Study text =

CVE-2023-40546: 
NixOS vulnerability analysis and mitigation

A vulnerability was discovered in the Shim bootloader (CVE-2023-40546) that affects the error handling mechanism when creating new ESL variables. The issue was first reported on October 2, 2023, and affects versions up to (excluding) 15.8. The vulnerability impacts various versions of Red Hat Enterprise Linux, Fedora, and Debian systems using the Shim bootloader (NVD, Red Hat).

The vulnerability is a NULL pointer dereference error that exists in the mirror_one_esl() function within mok.c. When Shim fails to create a new ESL variable, it attempts to log an error message, but the number of parameters used by the logging function doesn't match the format string, and one of the variables may be NULL. The issue has been assigned a CVSS v3.1 base score of 5.5 (Medium) by NIST and 6.2 (Medium) by Red Hat, with the vector string CVSS:3.1/AV:L/AC:L/PR:L/UI:N/S:U/C:N/I:N/A:H (NVD, Bugzilla).

Problems to solve =
A. Sum up the CVE-2023-40546 write-up in two sentences.
B. Go on with the CVE-2023-40546 write-up, starting after its last sentence.

Stored data =
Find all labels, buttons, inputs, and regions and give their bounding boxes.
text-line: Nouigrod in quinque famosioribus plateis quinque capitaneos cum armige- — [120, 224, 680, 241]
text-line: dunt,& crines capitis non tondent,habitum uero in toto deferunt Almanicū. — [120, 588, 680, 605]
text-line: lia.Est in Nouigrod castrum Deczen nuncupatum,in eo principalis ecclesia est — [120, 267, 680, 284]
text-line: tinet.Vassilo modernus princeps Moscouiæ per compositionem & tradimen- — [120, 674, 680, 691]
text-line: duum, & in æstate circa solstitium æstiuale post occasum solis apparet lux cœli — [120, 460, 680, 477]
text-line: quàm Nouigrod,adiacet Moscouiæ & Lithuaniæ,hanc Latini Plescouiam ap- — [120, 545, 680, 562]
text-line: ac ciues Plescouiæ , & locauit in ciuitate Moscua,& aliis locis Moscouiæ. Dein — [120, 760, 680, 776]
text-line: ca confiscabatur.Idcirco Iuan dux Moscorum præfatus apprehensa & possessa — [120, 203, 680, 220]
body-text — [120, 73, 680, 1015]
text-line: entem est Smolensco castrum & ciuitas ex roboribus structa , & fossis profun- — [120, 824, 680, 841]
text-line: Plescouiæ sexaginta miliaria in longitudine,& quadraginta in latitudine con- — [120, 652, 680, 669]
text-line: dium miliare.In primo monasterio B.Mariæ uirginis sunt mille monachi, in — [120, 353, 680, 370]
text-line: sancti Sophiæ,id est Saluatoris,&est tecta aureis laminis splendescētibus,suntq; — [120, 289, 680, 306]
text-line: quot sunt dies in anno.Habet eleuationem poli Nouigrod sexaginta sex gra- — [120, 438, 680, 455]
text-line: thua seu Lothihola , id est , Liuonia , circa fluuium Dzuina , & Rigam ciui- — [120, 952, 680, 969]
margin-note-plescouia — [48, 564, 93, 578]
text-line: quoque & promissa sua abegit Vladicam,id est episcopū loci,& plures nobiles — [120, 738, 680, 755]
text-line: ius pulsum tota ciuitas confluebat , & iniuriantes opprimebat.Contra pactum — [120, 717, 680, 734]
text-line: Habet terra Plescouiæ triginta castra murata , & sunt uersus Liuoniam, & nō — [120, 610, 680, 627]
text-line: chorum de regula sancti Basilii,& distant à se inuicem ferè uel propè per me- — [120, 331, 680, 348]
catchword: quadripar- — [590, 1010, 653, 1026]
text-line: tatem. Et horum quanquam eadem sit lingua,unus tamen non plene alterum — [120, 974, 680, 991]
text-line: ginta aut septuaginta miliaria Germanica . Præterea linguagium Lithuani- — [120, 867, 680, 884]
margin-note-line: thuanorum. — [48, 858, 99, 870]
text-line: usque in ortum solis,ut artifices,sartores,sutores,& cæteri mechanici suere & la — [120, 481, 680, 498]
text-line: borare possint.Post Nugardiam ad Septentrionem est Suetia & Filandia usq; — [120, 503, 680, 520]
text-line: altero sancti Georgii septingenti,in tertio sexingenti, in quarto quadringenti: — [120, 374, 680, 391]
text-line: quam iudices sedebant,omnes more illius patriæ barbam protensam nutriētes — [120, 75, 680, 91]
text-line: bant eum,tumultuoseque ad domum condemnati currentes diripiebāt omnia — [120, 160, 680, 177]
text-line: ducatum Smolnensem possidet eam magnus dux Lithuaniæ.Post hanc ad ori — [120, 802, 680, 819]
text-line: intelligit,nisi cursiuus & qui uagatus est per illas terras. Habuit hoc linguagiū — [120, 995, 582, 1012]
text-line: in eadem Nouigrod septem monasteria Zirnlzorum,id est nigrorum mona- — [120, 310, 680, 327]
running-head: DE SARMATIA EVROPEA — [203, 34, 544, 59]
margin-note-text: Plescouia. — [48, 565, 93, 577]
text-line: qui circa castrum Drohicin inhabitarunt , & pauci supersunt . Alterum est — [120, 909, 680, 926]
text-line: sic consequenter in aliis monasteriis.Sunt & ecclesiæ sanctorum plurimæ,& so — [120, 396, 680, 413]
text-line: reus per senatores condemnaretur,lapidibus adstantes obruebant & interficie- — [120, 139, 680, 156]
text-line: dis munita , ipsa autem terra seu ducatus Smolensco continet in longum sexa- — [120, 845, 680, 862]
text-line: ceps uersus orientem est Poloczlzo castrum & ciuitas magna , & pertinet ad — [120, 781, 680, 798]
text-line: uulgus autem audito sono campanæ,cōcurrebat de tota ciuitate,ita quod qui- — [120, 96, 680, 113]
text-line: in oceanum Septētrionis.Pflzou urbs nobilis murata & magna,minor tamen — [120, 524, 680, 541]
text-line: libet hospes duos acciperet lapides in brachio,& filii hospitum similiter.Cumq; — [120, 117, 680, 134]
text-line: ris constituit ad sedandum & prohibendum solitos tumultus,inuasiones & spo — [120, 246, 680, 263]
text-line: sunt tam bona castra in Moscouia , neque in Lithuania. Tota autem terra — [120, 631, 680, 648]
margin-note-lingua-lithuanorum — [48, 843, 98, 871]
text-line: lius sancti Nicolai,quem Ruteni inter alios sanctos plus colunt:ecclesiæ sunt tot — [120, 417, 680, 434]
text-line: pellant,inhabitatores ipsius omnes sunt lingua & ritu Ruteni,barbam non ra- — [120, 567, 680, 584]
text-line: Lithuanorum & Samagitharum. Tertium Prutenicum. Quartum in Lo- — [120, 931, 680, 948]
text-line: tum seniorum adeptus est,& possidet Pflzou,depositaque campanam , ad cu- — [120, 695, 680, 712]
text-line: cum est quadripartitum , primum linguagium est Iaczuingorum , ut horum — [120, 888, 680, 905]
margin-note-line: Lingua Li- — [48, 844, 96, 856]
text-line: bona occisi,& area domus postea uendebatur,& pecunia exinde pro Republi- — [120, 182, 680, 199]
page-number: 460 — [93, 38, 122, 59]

Answers provided =
A. CVE-2023-40546 is a NULL pointer dereference in the mirror_one_esl() function in mok.c of the Shim bootloader, first reported on October 2, 2023, that affects versions before 15.8 on Red Hat Enterprise Linux, Fedora, and Debian systems. When Shim fails to create a new ESL variable, the call that logs the error passes a number of parameters that doesn't match the format string, and one variable may be NULL; NIST rates it 5.5 and Red Hat 6.2, both Medium.

B.
A successful exploitation of this vulnerability can lead to a crash of the Shim bootloader, resulting in a Denial-of-Service condition. This could prevent the system from booting properly when Secure Boot is enabled (Bugzilla).

The vulnerability has been fixed in Shim version 15.8. Users are strongly advised to upgrade to this version, especially on Secure Boot enabled systems, as older versions may eventually be blocked. For Red Hat Enterprise Linux users, it's crucial to note that the new Shim version revokes ALL PREVIOUS VERSIONS of GRUB2, requiring simultaneous updates of both Shim and GRUB2 to maintain system bootability (Debian, Red Hat).